● **Request**
In the listing below, count the lines containing the string "dewpoint" and state only the number.

● **Recorded data**
——————————

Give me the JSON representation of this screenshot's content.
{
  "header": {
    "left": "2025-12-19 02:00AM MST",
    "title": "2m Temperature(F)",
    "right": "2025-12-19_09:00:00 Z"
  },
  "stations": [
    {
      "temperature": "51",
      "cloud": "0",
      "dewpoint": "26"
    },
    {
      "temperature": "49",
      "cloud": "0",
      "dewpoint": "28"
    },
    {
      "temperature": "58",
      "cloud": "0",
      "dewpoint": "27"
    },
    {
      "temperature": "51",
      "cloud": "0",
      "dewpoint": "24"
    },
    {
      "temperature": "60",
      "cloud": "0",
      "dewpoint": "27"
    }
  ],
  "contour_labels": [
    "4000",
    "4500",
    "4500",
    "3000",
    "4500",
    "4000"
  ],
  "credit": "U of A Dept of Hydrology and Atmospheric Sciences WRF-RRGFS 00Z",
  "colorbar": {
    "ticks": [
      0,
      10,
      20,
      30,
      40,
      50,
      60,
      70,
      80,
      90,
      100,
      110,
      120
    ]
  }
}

——————————

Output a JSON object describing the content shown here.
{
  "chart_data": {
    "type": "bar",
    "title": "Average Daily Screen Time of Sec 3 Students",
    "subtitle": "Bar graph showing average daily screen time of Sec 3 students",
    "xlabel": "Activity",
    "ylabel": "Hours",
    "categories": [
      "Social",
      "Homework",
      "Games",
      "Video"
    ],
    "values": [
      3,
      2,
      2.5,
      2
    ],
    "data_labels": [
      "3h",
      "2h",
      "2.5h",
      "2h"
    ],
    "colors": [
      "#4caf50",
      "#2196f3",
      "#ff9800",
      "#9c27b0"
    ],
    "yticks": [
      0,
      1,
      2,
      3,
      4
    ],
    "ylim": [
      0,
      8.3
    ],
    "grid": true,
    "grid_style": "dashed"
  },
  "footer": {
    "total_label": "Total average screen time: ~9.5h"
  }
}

——————————

● **Solution**
5